• WHAT IS ASKED
Transcribe the records below exactly as they appear.

Structured figure records
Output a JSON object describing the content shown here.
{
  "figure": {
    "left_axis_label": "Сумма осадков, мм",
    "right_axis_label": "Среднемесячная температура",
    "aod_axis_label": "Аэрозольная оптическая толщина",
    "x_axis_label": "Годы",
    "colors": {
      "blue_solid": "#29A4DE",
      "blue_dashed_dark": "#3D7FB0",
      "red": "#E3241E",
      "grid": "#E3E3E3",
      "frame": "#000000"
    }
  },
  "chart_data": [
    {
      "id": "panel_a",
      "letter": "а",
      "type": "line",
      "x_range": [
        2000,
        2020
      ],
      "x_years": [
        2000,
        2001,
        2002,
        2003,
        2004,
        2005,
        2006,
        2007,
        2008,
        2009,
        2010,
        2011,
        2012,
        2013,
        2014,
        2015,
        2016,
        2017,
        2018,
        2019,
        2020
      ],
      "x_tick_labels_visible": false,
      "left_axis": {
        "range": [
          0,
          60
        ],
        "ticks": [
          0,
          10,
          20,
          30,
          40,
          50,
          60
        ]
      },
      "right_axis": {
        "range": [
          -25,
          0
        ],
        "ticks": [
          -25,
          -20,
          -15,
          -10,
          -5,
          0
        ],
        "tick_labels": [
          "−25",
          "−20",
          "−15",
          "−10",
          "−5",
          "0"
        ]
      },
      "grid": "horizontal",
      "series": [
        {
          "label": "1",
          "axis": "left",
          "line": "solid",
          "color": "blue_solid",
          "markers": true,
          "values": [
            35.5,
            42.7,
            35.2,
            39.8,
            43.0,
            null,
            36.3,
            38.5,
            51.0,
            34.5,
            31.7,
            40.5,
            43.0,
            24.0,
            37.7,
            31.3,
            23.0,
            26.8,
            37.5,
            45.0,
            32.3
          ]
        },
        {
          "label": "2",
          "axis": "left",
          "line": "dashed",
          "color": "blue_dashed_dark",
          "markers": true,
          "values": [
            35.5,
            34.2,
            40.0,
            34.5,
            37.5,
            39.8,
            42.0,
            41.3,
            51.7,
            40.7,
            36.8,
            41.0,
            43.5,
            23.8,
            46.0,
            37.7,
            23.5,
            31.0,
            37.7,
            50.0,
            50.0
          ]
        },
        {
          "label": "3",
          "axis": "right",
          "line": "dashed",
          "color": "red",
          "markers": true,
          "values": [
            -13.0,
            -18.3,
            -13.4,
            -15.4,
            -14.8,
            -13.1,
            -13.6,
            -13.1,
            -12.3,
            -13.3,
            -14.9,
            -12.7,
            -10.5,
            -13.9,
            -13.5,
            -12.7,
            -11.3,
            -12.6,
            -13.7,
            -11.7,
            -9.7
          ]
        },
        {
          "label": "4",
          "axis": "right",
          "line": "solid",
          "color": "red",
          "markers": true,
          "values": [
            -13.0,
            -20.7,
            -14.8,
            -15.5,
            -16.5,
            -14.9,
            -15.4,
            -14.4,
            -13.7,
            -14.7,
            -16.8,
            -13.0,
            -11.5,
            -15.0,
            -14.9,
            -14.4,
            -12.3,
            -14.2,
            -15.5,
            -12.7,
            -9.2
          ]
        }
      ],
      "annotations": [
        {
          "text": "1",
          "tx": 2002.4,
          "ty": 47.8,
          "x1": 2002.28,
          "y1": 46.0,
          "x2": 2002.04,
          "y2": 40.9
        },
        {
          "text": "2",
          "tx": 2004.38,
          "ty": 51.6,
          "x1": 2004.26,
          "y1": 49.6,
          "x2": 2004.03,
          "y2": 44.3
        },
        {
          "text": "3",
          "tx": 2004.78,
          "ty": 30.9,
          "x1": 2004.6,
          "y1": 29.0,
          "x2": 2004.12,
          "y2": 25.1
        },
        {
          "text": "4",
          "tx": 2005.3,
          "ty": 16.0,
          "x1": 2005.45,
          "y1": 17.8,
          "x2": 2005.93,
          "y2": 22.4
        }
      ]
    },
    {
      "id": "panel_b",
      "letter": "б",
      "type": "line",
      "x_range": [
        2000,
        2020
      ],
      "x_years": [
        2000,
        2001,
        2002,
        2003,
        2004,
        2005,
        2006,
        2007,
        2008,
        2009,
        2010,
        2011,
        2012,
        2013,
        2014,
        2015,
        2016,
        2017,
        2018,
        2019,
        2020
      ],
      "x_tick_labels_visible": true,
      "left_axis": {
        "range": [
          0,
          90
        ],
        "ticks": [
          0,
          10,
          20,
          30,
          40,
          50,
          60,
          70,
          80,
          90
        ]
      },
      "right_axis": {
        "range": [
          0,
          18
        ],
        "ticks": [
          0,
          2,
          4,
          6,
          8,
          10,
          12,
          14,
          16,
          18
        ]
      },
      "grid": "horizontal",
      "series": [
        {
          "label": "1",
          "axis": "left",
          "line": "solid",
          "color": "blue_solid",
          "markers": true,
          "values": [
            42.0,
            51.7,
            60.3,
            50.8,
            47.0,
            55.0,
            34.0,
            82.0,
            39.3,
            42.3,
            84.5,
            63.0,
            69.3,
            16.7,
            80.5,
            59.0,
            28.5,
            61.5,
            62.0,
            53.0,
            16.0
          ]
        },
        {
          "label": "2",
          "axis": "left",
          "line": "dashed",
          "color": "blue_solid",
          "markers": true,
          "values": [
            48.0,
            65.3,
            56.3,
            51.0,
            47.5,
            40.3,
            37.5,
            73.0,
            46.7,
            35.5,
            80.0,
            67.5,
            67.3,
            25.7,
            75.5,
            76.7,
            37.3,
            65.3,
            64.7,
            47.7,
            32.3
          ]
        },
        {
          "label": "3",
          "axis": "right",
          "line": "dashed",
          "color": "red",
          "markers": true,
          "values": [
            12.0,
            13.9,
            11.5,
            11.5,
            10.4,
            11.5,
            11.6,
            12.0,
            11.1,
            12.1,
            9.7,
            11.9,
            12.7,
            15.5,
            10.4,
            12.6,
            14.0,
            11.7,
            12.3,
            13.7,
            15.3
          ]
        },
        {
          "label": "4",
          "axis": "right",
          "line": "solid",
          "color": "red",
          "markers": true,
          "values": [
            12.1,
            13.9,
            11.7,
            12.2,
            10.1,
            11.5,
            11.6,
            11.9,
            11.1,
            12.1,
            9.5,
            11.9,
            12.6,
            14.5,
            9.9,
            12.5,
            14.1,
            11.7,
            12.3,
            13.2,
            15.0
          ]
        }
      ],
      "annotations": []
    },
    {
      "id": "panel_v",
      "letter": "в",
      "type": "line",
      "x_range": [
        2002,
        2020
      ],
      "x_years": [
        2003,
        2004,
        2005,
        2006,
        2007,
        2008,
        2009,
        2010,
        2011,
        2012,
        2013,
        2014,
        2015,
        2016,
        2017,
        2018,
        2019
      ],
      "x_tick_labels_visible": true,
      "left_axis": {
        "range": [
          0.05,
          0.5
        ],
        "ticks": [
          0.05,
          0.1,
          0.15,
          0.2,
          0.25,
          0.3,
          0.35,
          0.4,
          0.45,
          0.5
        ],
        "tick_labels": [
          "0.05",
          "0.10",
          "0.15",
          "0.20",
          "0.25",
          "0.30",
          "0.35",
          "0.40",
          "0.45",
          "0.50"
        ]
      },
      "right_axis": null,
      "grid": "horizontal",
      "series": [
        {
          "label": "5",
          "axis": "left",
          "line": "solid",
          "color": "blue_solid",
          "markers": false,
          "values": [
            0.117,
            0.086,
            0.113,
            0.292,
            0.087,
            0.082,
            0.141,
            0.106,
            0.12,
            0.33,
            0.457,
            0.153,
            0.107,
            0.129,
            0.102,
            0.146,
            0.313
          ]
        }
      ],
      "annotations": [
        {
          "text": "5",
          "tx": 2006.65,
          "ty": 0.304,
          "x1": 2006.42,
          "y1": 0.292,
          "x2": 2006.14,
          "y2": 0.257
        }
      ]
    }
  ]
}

• SOLUTION BELOW
Output a JSON object describing the content shown here.
{
  "figure": {
    "left_axis_label": "Сумма осадков, мм",
    "right_axis_label": "Среднемесячная температура",
    "aod_axis_label": "Аэрозольная оптическая толщина",
    "x_axis_label": "Годы",
    "colors": {
      "blue_solid": "#29A4DE",
      "blue_dashed_dark": "#3D7FB0",
      "red": "#E3241E",
      "grid": "#E3E3E3",
      "frame": "#000000"
    }
  },
  "chart_data": [
    {
      "id": "panel_a",
      "letter": "а",
      "type": "line",
      "x_range": [
        2000,
        2020
      ],
      "x_years": [
        2000,
        2001,
        2002,
        2003,
        2004,
        2005,
        2006,
        2007,
        2008,
        2009,
        2010,
        2011,
        2012,
        2013,
        2014,
        2015,
        2016,
        2017,
        2018,
        2019,
        2020
      ],
      "x_tick_labels_visible": false,
      "left_axis": {
        "range": [
          0,
          60
        ],
        "ticks": [
          0,
          10,
          20,
          30,
          40,
          50,
          60
        ]
      },
      "right_axis": {
        "range": [
          -25,
          0
        ],
        "ticks": [
          -25,
          -20,
          -15,
          -10,
          -5,
          0
        ],
        "tick_labels": [
          "−25",
          "−20",
          "−15",
          "−10",
          "−5",
          "0"
        ]
      },
      "grid": "horizontal",
      "series": [
        {
          "label": "1",
          "axis": "left",
          "line": "solid",
          "color": "blue_solid",
          "markers": true,
          "values": [
            35.5,
            42.7,
            35.2,
            39.8,
            43.0,
            null,
            36.3,
            38.5,
            51.0,
            34.5,
            31.7,
            40.5,
            43.0,
            24.0,
            37.7,
            31.3,
            23.0,
            26.8,
            37.5,
            45.0,
            32.3
          ]
        },
        {
          "label": "2",
          "axis": "left",
          "line": "dashed",
          "color": "blue_dashed_dark",
          "markers": true,
          "values": [
            35.5,
            34.2,
            40.0,
            34.5,
            37.5,
            39.8,
            42.0,
            41.3,
            51.7,
            40.7,
            36.8,
            41.0,
            43.5,
            23.8,
            46.0,
            37.7,
            23.5,
            31.0,
            37.7,
            50.0,
            50.0
          ]
        },
        {
          "label": "3",
          "axis": "right",
          "line": "dashed",
          "color": "red",
          "markers": true,
          "values": [
            -13.0,
            -18.3,
            -13.4,
            -15.4,
            -14.8,
            -13.1,
            -13.6,
            -13.1,
            -12.3,
            -13.3,
            -14.9,
            -12.7,
            -10.5,
            -13.9,
            -13.5,
            -12.7,
            -11.3,
            -12.6,
            -13.7,
            -11.7,
            -9.7
          ]
        },
        {
          "label": "4",
          "axis": "right",
          "line": "solid",
          "color": "red",
          "markers": true,
          "values": [
            -13.0,
            -20.7,
            -14.8,
            -15.5,
            -16.5,
            -14.9,
            -15.4,
            -14.4,
            -13.7,
            -14.7,
            -16.8,
            -13.0,
            -11.5,
            -15.0,
            -14.9,
            -14.4,
            -12.3,
            -14.2,
            -15.5,
            -12.7,
            -9.2
          ]
        }
      ],
      "annotations": [
        {
          "text": "1",
          "tx": 2002.4,
          "ty": 47.8,
          "x1": 2002.28,
          "y1": 46.0,
          "x2": 2002.04,
          "y2": 40.9
        },
        {
          "text": "2",
          "tx": 2004.38,
          "ty": 51.6,
          "x1": 2004.26,
          "y1": 49.6,
          "x2": 2004.03,
          "y2": 44.3
        },
        {
          "text": "3",
          "tx": 2004.78,
          "ty": 30.9,
          "x1": 2004.6,
          "y1": 29.0,
          "x2": 2004.12,
          "y2": 25.1
        },
        {
          "text": "4",
          "tx": 2005.3,
          "ty": 16.0,
          "x1": 2005.45,
          "y1": 17.8,
          "x2": 2005.93,
          "y2": 22.4
        }
      ]
    },
    {
      "id": "panel_b",
      "letter": "б",
      "type": "line",
      "x_range": [
        2000,
        2020
      ],
      "x_years": [
        2000,
        2001,
        2002,
        2003,
        2004,
        2005,
        2006,
        2007,
        2008,
        2009,
        2010,
        2011,
        2012,
        2013,
        2014,
        2015,
        2016,
        2017,
        2018,
        2019,
        2020
      ],
      "x_tick_labels_visible": true,
      "left_axis": {
        "range": [
          0,
          90
        ],
        "ticks": [
          0,
          10,
          20,
          30,
          40,
          50,
          60,
          70,
          80,
          90
        ]
      },
      "right_axis": {
        "range": [
          0,
          18
        ],
        "ticks": [
          0,
          2,
          4,
          6,
          8,
          10,
          12,
          14,
          16,
          18
        ]
      },
      "grid": "horizontal",
      "series": [
        {
          "label": "1",
          "axis": "left",
          "line": "solid",
          "color": "blue_solid",
          "markers": true,
          "values": [
            42.0,
            51.7,
            60.3,
            50.8,
            47.0,
            55.0,
            34.0,
            82.0,
            39.3,
            42.3,
            84.5,
            63.0,
            69.3,
            16.7,
            80.5,
            59.0,
            28.5,
            61.5,
            62.0,
            53.0,
            16.0
          ]
        },
        {
          "label": "2",
          "axis": "left",
          "line": "dashed",
          "color": "blue_solid",
          "markers": true,
          "values": [
            48.0,
            65.3,
            56.3,
            51.0,
            47.5,
            40.3,
            37.5,
            73.0,
            46.7,
            35.5,
            80.0,
            67.5,
            67.3,
            25.7,
            75.5,
            76.7,
            37.3,
            65.3,
            64.7,
            47.7,
            32.3
          ]
        },
        {
          "label": "3",
          "axis": "right",
          "line": "dashed",
          "color": "red",
          "markers": true,
          "values": [
            12.0,
            13.9,
            11.5,
            11.5,
            10.4,
            11.5,
            11.6,
            12.0,
            11.1,
            12.1,
            9.7,
            11.9,
            12.7,
            15.5,
            10.4,
            12.6,
            14.0,
            11.7,
            12.3,
            13.7,
            15.3
          ]
        },
        {
          "label": "4",
          "axis": "right",
          "line": "solid",
          "color": "red",
          "markers": true,
          "values": [
            12.1,
            13.9,
            11.7,
            12.2,
            10.1,
            11.5,
            11.6,
            11.9,
            11.1,
            12.1,
            9.5,
            11.9,
            12.6,
            14.5,
            9.9,
            12.5,
            14.1,
            11.7,
            12.3,
            13.2,
            15.0
          ]
        }
      ],
      "annotations": []
    },
    {
      "id": "panel_v",
      "letter": "в",
      "type": "line",
      "x_range": [
        2002,
        2020
      ],
      "x_years": [
        2003,
        2004,
        2005,
        2006,
        2007,
        2008,
        2009,
        2010,
        2011,
        2012,
        2013,
        2014,
        2015,
        2016,
        2017,
        2018,
        2019
      ],
      "x_tick_labels_visible": true,
      "left_axis": {
        "range": [
          0.05,
          0.5
        ],
        "ticks": [
          0.05,
          0.1,
          0.15,
          0.2,
          0.25,
          0.3,
          0.35,
          0.4,
          0.45,
          0.5
        ],
        "tick_labels": [
          "0.05",
          "0.10",
          "0.15",
          "0.20",
          "0.25",
          "0.30",
          "0.35",
          "0.40",
          "0.45",
          "0.50"
        ]
      },
      "right_axis": null,
      "grid": "horizontal",
      "series": [
        {
          "label": "5",
          "axis": "left",
          "line": "solid",
          "color": "blue_solid",
          "markers": false,
          "values": [
            0.117,
            0.086,
            0.113,
            0.292,
            0.087,
            0.082,
            0.141,
            0.106,
            0.12,
            0.33,
            0.457,
            0.153,
            0.107,
            0.129,
            0.102,
            0.146,
            0.313
          ]
        }
      ],
      "annotations": [
        {
          "text": "5",
          "tx": 2006.65,
          "ty": 0.304,
          "x1": 2006.42,
          "y1": 0.292,
          "x2": 2006.14,
          "y2": 0.257
        }
      ]
    }
  ]
}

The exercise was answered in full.